- EXERCISE DESCRIPTION
Scan the material that follows. Copy every line containing the word "color".

BEGIN INFORMATION PROVIDED

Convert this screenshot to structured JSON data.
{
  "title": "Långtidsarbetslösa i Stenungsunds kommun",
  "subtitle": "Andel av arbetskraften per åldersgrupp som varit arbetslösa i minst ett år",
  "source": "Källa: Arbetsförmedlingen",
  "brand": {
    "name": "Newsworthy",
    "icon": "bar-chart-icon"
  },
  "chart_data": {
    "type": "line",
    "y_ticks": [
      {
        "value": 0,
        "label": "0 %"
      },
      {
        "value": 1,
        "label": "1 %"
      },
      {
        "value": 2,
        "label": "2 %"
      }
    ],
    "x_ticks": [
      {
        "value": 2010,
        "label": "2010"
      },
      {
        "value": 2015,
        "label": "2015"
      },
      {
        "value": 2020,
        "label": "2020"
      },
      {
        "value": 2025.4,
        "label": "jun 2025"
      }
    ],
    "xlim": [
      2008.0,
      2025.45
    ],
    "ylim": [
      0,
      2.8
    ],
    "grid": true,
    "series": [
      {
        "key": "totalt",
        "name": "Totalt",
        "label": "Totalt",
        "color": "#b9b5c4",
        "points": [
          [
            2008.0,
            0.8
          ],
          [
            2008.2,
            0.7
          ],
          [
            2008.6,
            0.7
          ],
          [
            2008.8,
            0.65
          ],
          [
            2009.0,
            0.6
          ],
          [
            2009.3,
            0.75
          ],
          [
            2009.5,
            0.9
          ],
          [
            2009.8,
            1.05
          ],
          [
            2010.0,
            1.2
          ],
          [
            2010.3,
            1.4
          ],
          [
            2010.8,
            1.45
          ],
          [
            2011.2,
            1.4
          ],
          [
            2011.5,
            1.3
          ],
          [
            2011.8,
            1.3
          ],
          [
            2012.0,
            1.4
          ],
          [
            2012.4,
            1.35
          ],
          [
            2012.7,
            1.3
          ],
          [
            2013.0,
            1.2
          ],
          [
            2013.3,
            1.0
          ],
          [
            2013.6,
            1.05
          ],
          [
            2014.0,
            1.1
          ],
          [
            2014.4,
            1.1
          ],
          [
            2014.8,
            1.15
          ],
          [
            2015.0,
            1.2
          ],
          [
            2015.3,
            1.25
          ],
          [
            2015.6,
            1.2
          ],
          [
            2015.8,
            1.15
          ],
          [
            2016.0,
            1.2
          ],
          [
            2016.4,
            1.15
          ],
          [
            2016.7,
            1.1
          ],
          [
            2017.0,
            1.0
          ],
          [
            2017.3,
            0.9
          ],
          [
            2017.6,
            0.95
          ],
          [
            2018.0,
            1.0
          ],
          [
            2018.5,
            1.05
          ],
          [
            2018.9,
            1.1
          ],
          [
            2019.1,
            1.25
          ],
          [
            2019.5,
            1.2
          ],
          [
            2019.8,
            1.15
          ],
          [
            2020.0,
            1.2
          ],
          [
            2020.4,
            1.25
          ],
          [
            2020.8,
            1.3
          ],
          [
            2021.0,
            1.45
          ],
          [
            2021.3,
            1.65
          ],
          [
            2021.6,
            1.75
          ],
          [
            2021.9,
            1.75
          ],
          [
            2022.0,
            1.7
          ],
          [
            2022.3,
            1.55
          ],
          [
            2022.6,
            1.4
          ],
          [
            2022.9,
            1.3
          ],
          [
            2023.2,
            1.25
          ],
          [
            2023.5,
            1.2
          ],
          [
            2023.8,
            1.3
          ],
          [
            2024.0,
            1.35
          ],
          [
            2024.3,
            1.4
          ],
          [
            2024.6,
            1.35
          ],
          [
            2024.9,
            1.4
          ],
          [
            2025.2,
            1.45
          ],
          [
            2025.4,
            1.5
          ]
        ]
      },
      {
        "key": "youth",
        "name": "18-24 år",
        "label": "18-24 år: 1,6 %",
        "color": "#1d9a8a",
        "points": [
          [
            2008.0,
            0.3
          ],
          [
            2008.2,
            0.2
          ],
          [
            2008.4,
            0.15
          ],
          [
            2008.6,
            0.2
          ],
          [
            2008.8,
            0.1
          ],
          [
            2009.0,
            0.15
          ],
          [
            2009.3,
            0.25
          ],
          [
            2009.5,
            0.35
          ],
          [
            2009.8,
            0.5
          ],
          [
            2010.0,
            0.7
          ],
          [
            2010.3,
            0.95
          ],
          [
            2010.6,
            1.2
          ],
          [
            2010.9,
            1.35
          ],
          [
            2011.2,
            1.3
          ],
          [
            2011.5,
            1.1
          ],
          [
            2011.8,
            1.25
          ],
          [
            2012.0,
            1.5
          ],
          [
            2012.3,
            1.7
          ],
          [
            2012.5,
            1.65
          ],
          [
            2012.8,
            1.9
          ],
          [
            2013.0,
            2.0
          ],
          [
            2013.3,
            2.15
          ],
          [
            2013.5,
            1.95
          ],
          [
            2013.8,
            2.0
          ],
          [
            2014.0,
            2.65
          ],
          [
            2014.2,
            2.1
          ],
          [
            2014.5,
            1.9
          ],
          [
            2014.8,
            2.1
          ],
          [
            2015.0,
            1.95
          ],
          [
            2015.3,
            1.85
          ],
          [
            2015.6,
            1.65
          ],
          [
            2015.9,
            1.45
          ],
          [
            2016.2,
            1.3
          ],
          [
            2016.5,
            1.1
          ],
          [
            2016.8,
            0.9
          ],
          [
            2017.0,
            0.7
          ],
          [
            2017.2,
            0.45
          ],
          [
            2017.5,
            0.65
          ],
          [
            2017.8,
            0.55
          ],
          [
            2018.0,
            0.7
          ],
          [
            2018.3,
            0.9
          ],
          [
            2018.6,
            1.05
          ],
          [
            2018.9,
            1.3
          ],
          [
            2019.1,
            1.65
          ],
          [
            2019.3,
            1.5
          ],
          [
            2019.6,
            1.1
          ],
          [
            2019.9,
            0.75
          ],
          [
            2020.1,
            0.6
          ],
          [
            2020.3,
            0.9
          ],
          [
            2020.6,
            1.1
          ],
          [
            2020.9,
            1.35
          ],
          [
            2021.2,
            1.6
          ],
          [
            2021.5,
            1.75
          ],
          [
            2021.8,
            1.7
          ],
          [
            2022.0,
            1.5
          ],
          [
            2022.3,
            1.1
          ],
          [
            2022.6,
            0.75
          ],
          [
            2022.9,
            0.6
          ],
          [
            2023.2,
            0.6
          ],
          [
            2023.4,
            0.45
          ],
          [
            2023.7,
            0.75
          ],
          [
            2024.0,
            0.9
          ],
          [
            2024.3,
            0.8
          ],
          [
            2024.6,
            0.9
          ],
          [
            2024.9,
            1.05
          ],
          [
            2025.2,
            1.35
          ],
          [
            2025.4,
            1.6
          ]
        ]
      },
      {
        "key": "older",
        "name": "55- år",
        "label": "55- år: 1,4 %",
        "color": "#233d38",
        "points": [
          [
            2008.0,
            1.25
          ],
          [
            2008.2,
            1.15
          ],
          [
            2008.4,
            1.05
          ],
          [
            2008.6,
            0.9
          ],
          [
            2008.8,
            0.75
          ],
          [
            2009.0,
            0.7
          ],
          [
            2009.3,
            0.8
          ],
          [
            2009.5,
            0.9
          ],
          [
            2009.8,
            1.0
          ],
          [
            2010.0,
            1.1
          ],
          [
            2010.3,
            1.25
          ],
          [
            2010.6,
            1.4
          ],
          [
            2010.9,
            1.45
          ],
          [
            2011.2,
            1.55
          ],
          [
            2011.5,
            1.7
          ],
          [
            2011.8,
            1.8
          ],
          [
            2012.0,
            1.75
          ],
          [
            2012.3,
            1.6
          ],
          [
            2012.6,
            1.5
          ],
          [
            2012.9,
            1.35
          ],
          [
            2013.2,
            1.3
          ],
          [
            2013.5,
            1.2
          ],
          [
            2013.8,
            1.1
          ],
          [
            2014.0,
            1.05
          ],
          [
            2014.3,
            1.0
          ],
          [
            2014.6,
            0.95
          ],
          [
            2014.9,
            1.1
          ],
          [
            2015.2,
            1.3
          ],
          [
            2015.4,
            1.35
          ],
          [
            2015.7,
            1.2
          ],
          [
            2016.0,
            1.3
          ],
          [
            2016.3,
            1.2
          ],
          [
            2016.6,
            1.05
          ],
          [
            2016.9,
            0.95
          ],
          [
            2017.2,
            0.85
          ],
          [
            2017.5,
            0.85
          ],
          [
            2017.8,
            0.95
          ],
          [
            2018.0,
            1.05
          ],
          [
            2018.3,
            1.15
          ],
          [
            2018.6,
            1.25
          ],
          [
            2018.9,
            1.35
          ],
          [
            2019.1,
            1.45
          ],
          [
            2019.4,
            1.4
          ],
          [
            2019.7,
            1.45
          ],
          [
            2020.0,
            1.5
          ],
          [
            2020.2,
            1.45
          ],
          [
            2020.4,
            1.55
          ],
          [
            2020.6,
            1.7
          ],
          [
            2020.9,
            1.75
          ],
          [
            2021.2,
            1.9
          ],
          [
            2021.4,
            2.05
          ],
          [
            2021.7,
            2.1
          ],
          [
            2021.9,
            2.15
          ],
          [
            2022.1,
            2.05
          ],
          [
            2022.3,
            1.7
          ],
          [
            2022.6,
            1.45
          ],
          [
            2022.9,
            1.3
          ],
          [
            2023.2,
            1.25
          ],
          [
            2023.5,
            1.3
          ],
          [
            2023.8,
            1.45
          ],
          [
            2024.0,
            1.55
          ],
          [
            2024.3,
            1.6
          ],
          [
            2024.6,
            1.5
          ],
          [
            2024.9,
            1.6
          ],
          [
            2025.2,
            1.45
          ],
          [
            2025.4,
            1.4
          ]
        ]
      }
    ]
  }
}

END INFORMATION PROVIDED

- COMPLETE RESPONSE
        "color": "#b9b5c4",
        "color": "#1d9a8a",
        "color": "#233d38",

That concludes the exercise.